● TUGAS DIBERIKAN 1:
Ketik ulang persis baris-baris dalam daftar, mulai dari baris pertama daftar sampai baris yang memuat "Give me the", kedua ujungnya ikut disalin.

● TEKS DOKUMEN:

22 Desember 2011

Hari Ibu




Berbicara mengenai Hari Ibu, yang terlintas di benak kita tentunya peran & jasa-jasa ibu bagi anak-anaknya dan keluarga serta peran para wanita lainnya pada umumnya. Jasa dan kasih sayang ibu itu sudah pasti tak terhingga. Namun bagi segolongan orang, Hari Ibu juga dianggap sebagai momen untuk menunjukkan kemampuan para wanita berkiprah di dunia kerja, serta kiprah mereka dalam keluarga. Memang tak ada salahnya di balik tuntutan keinginan hidup yang layak serta keinginan memberikan kontribusi kepada masyarakat akan ilmu yang dimilikinya, para wanita, istri dan para ibu turut serta berkiprah di masyarakat. Hanya saja, menurut saya, batasan-batasan untuk berkiprah itu tetaplah harus ada dan dipatuhi. Namun bagi kaum feminis, kesetaraan gender menjadi topik yang memang harus diperjuangkan. Yah, berbeda pendapat itu pun juga hal yang biasa, asalkan masing-masing tetap bertanggung jawab atas pilihannya.

[Catatan]

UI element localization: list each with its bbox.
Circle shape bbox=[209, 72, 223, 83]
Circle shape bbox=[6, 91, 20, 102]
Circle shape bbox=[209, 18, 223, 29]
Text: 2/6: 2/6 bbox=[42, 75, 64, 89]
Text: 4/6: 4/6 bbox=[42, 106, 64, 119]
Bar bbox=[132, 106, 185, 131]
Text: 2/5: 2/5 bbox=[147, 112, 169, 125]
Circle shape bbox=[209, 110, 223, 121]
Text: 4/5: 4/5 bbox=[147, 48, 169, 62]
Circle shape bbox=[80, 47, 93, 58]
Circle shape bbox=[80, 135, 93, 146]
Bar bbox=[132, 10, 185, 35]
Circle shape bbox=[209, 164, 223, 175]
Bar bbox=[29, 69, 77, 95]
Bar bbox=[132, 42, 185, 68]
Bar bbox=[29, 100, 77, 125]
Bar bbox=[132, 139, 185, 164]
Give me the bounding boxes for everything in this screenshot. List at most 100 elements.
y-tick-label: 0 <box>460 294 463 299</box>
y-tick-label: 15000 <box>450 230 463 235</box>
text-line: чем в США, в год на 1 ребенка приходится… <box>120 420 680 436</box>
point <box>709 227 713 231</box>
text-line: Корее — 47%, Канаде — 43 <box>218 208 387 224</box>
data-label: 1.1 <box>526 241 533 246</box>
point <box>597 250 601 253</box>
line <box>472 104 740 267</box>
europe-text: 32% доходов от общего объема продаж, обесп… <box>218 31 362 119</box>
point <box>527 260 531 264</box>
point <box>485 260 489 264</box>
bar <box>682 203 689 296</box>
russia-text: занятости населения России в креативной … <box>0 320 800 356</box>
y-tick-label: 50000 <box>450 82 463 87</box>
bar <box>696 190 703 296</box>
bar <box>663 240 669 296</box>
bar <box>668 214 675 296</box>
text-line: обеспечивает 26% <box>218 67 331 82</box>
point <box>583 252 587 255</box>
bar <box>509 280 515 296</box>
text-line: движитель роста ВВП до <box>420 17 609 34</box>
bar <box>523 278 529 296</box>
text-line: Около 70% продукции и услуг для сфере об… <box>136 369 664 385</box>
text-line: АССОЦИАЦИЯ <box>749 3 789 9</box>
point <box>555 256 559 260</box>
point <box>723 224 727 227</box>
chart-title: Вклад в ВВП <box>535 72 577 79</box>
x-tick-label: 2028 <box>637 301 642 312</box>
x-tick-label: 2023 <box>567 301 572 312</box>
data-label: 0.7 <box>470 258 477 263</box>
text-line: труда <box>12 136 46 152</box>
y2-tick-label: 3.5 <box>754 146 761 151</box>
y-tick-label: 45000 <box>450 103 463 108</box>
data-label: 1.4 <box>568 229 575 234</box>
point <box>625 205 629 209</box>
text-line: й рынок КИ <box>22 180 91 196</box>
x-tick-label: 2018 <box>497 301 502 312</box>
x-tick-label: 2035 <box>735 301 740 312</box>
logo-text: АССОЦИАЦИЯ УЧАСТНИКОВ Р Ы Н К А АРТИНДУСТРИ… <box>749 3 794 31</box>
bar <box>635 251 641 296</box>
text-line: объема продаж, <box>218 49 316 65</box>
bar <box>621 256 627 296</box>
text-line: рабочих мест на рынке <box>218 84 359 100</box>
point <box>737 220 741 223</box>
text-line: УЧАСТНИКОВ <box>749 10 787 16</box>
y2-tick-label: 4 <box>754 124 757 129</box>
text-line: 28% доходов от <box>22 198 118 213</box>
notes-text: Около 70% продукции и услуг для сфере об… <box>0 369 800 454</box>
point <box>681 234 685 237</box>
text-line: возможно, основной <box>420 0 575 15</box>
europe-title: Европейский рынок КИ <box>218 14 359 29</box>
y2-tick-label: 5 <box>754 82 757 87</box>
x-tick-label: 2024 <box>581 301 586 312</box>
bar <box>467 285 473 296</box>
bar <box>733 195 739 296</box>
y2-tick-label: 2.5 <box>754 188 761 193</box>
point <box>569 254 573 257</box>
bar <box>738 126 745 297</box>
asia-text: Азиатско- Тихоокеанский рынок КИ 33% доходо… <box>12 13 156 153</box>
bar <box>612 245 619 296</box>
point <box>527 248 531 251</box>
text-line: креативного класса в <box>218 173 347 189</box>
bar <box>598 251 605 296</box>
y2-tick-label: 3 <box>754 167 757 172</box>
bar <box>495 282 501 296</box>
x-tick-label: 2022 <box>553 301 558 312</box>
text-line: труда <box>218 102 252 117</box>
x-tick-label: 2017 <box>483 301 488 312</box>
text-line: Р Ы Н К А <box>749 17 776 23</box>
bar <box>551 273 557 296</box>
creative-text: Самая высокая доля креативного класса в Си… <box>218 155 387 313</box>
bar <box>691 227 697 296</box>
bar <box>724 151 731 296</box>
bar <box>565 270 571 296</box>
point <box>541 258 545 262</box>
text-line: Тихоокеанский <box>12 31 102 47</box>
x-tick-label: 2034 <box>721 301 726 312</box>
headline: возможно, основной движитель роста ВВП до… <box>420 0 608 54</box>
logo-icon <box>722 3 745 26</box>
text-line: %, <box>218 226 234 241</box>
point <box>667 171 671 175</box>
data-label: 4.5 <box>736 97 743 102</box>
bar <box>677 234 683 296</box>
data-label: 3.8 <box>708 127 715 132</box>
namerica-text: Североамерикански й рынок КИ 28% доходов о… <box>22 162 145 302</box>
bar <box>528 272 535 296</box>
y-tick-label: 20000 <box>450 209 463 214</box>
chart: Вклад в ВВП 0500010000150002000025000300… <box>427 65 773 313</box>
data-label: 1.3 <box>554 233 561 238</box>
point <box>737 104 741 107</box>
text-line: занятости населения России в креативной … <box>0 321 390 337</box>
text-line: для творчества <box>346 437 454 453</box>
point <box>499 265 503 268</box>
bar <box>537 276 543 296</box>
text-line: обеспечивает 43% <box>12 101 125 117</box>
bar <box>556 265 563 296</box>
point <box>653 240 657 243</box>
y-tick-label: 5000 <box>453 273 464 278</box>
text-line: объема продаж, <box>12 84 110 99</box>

● TUGAS DIBERIKAN 2:
Jawab pertanyaan berikut berdasarkan tulisan tentang Hari Ibu:
(a) Tanggal berapa yang tercantum pada tulisan itu?
(b) Menurut penulis, apa yang harus tetap ada dan dipatuhi?
(c) Bagi kaum feminis, topik apa yang harus diperjuangkan?

● JAWABAN TERTULIS 1:
UI element localization: list each with its bbox.
Circle shape bbox=[209, 72, 223, 83]
Circle shape bbox=[6, 91, 20, 102]
Circle shape bbox=[209, 18, 223, 29]
Text: 2/6: 2/6 bbox=[42, 75, 64, 89]
Text: 4/6: 4/6 bbox=[42, 106, 64, 119]
Bar bbox=[132, 106, 185, 131]
Text: 2/5: 2/5 bbox=[147, 112, 169, 125]
Circle shape bbox=[209, 110, 223, 121]
Text: 4/5: 4/5 bbox=[147, 48, 169, 62]
Circle shape bbox=[80, 47, 93, 58]
Circle shape bbox=[80, 135, 93, 146]
Bar bbox=[132, 10, 185, 35]
Circle shape bbox=[209, 164, 223, 175]
Bar bbox=[29, 69, 77, 95]
Bar bbox=[132, 42, 185, 68]
Bar bbox=[29, 100, 77, 125]
Bar bbox=[132, 139, 185, 164]
Give me the bounding boxes for everything in this screenshot. List at most 100 elements.

● JAWABAN TERTULIS 2:
(a) 22 Desember 2011.
(b) Batasan-batasan untuk berkiprah.
(c) Kesetaraan gender.